### Supplied material:
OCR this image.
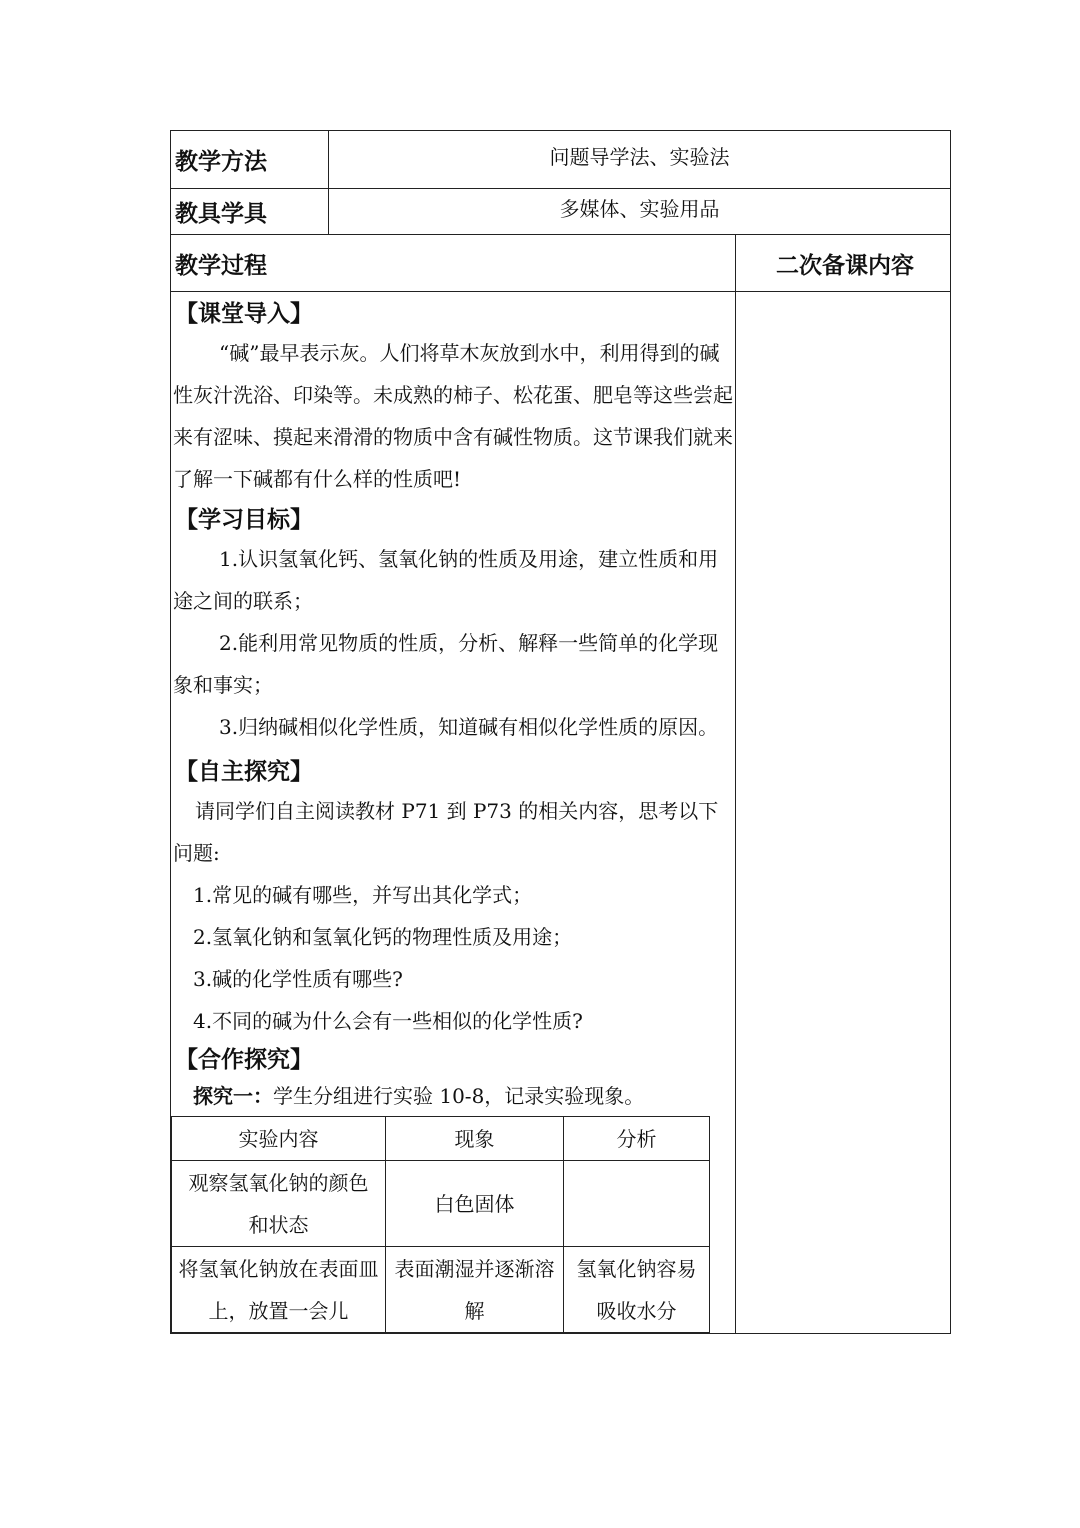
教学方法	问题导学法、实验法
教具学具	多媒体、实验用品
教学过程	二次备课内容

【课堂导入】

“碱”最早表示灰。人们将草木灰放到水中，利用得到的碱性灰汁洗浴、印染等。未成熟的柿子、松花蛋、肥皂等这些尝起来有涩味、摸起来滑滑的物质中含有碱性物质。这节课我们就来了解一下碱都有什么样的性质吧!

【学习目标】

1.认识氢氧化钙、氢氧化钠的性质及用途，建立性质和用途之间的联系；

2.能利用常见物质的性质，分析、解释一些简单的化学现象和事实；

3.归纳碱相似化学性质，知道碱有相似化学性质的原因。

【自主探究】

请同学们自主阅读教材 P71 到 P73 的相关内容，思考以下问题:

1.常见的碱有哪些，并写出其化学式；

2.氢氧化钠和氢氧化钙的物理性质及用途；

3.碱的化学性质有哪些?

4.不同的碱为什么会有一些相似的化学性质?

【合作探究】

探究一：学生分组进行实验 10-8，记录实验现象。

实验内容	现象	分析
观察氢氧化钠的颜色和状态	白色固体	
将氢氧化钠放在表面皿上，放置一会儿	表面潮湿并逐渐溶解	氢氧化钠容易吸收水分
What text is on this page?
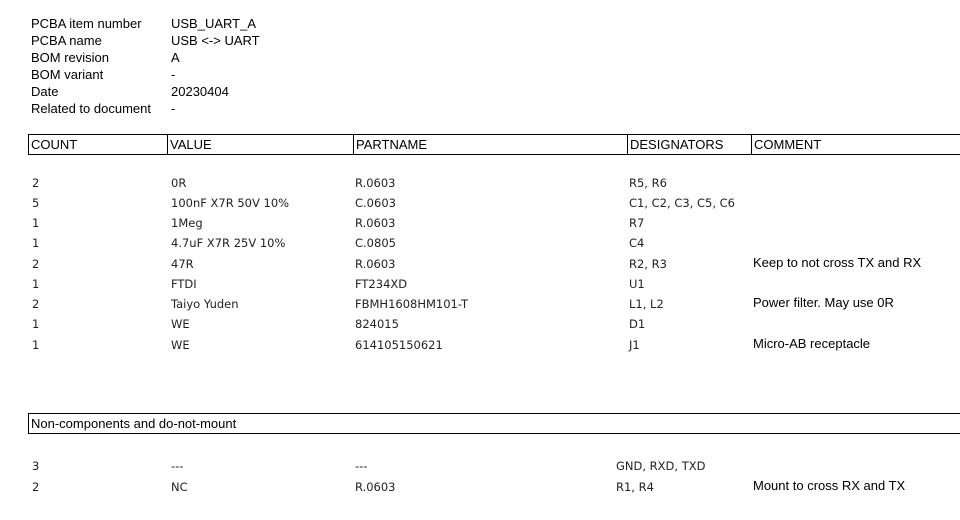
PCBA item number	USB_UART_A
PCBA name	USB <-> UART
BOM revision	A
BOM variant	-
Date	20230404
Related to document	-
COUNT	VALUE	PARTNAME	DESIGNATORS	COMMENT
2	0R	R.0603	R5, R6
5	100nF X7R 50V 10%	C.0603	C1, C2, C3, C5, C6
1	1Meg	R.0603	R7
1	4.7uF X7R 25V 10%	C.0805	C4
2	47R	R.0603	R2, R3	Keep to not cross TX and RX
1	FTDI	FT234XD	U1
2	Taiyo Yuden	FBMH1608HM101-T	L1, L2	Power filter. May use 0R
1	WE	824015	D1
1	WE	614105150621	J1	Micro-AB receptacle
Non-components and do-not-mount
3	---	---	GND, RXD, TXD
2	NC	R.0603	R1, R4	Mount to cross RX and TX
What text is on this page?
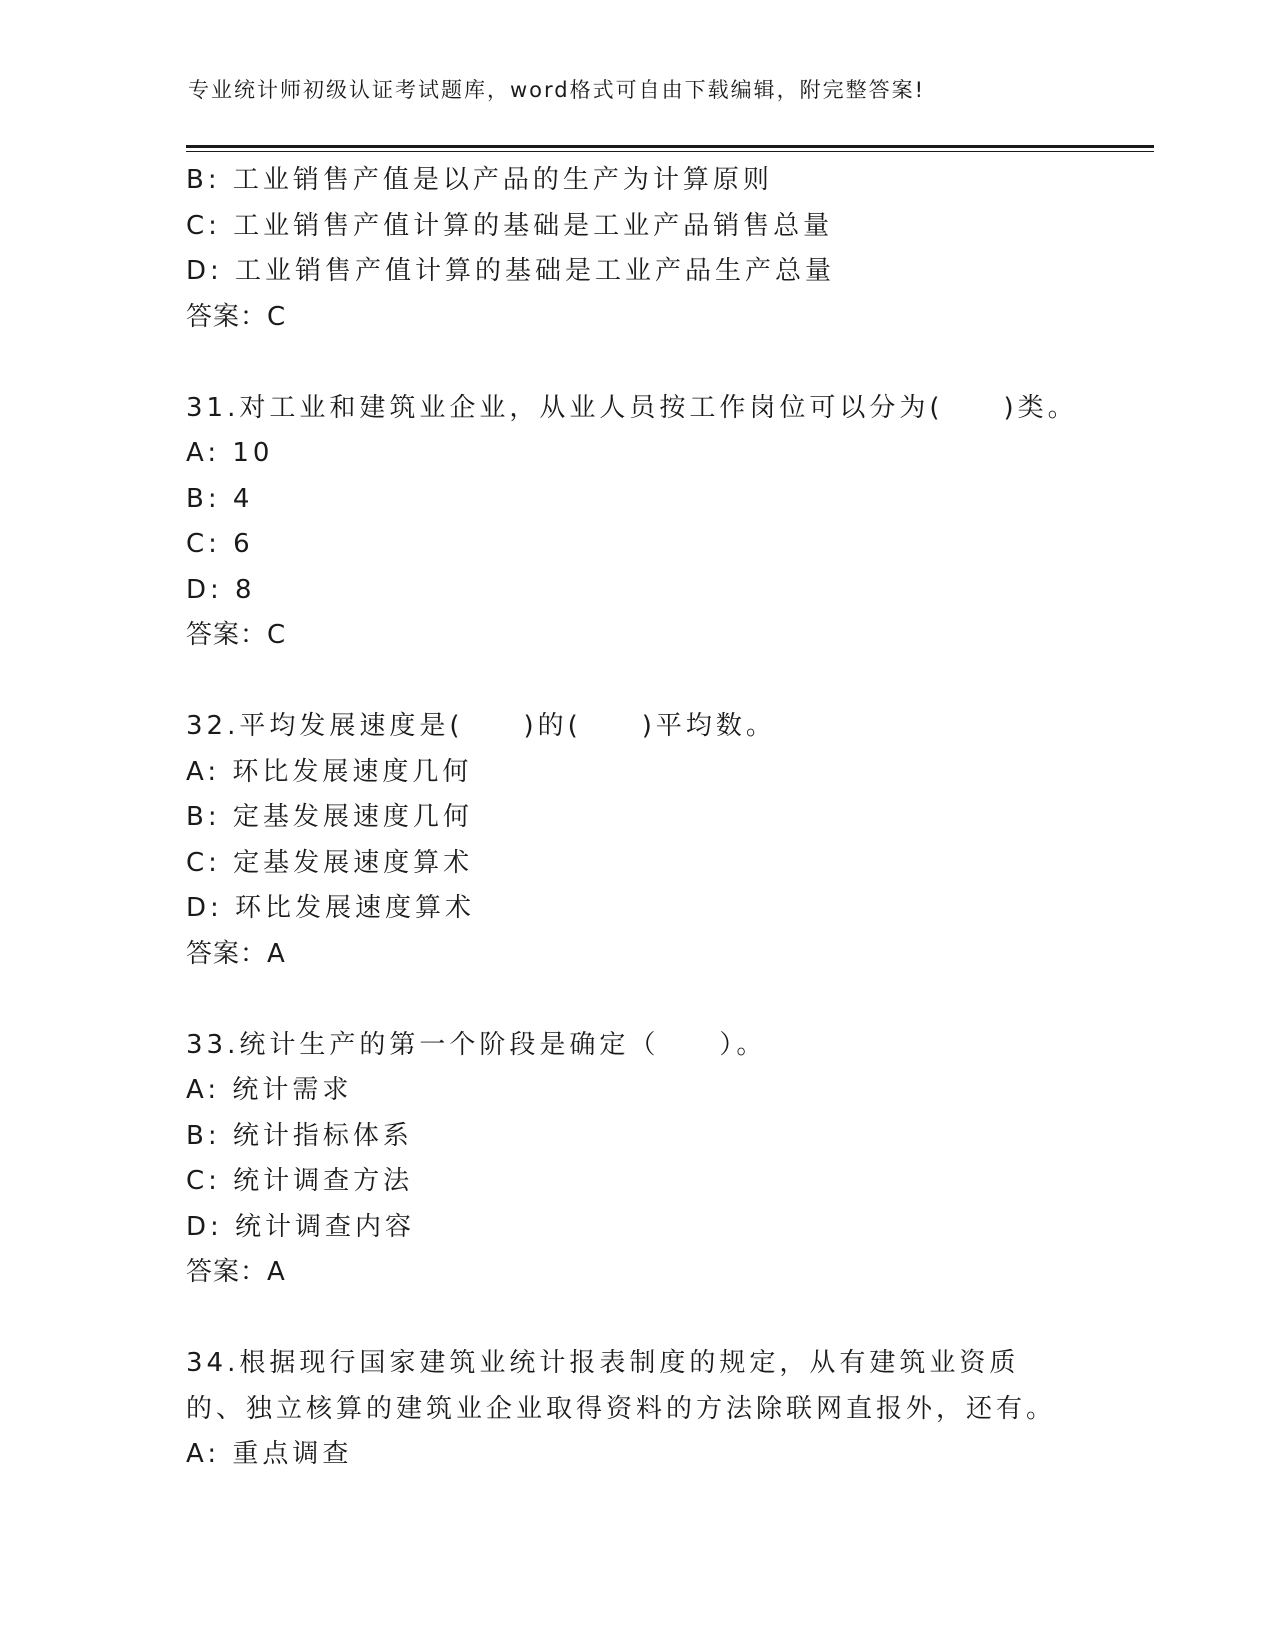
专业统计师初级认证考试题库，word格式可自由下载编辑，附完整答案!
B: 工业销售产值是以产品的生产为计算原则
C: 工业销售产值计算的基础是工业产品销售总量
D: 工业销售产值计算的基础是工业产品生产总量
答案：C
31.对工业和建筑业企业，从业人员按工作岗位可以分为(　　)类。
A: 10
B: 4
C: 6
D: 8
答案：C
32.平均发展速度是(　　)的(　　)平均数。
A: 环比发展速度几何
B: 定基发展速度几何
C: 定基发展速度算术
D: 环比发展速度算术
答案：A
33.统计生产的第一个阶段是确定（　　）。
A: 统计需求
B: 统计指标体系
C: 统计调查方法
D: 统计调查内容
答案：A
34.根据现行国家建筑业统计报表制度的规定，从有建筑业资质的、独立核算的建筑业企业取得资料的方法除联网直报外，还有。
A: 重点调查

### Given exercise:
Reproduce the records verbatim, omitting all images they contain.

### Written answer:
OCR this image.
教学方法	问题导学法、实验法
教具学具	多媒体、实验用品
教学过程	二次备课内容

【课堂导入】

“碱”最早表示灰。人们将草木灰放到水中，利用得到的碱性灰汁洗浴、印染等。未成熟的柿子、松花蛋、肥皂等这些尝起来有涩味、摸起来滑滑的物质中含有碱性物质。这节课我们就来了解一下碱都有什么样的性质吧!

【学习目标】

1.认识氢氧化钙、氢氧化钠的性质及用途，建立性质和用途之间的联系；

2.能利用常见物质的性质，分析、解释一些简单的化学现象和事实；

3.归纳碱相似化学性质，知道碱有相似化学性质的原因。

【自主探究】

请同学们自主阅读教材 P71 到 P73 的相关内容，思考以下问题:

1.常见的碱有哪些，并写出其化学式；

2.氢氧化钠和氢氧化钙的物理性质及用途；

3.碱的化学性质有哪些?

4.不同的碱为什么会有一些相似的化学性质?

【合作探究】

探究一：学生分组进行实验 10-8，记录实验现象。

实验内容	现象	分析
观察氢氧化钠的颜色和状态	白色固体	
将氢氧化钠放在表面皿上，放置一会儿	表面潮湿并逐渐溶解	氢氧化钠容易吸收水分
What text is on this page?
PCBA item number	USB_UART_A
PCBA name	USB <-> UART
BOM revision	A
BOM variant	-
Date	20230404
Related to document	-
COUNT	VALUE	PARTNAME	DESIGNATORS	COMMENT
2	0R	R.0603	R5, R6
5	100nF X7R 50V 10%	C.0603	C1, C2, C3, C5, C6
1	1Meg	R.0603	R7
1	4.7uF X7R 25V 10%	C.0805	C4
2	47R	R.0603	R2, R3	Keep to not cross TX and RX
1	FTDI	FT234XD	U1
2	Taiyo Yuden	FBMH1608HM101-T	L1, L2	Power filter. May use 0R
1	WE	824015	D1
1	WE	614105150621	J1	Micro-AB receptacle
Non-components and do-not-mount
3	---	---	GND, RXD, TXD
2	NC	R.0603	R1, R4	Mount to cross RX and TX
What text is on this page?
专业统计师初级认证考试题库，word格式可自由下载编辑，附完整答案!
B: 工业销售产值是以产品的生产为计算原则
C: 工业销售产值计算的基础是工业产品销售总量
D: 工业销售产值计算的基础是工业产品生产总量
答案：C
31.对工业和建筑业企业，从业人员按工作岗位可以分为(　　)类。
A: 10
B: 4
C: 6
D: 8
答案：C
32.平均发展速度是(　　)的(　　)平均数。
A: 环比发展速度几何
B: 定基发展速度几何
C: 定基发展速度算术
D: 环比发展速度算术
答案：A
33.统计生产的第一个阶段是确定（　　）。
A: 统计需求
B: 统计指标体系
C: 统计调查方法
D: 统计调查内容
答案：A
34.根据现行国家建筑业统计报表制度的规定，从有建筑业资质的、独立核算的建筑业企业取得资料的方法除联网直报外，还有。
A: 重点调查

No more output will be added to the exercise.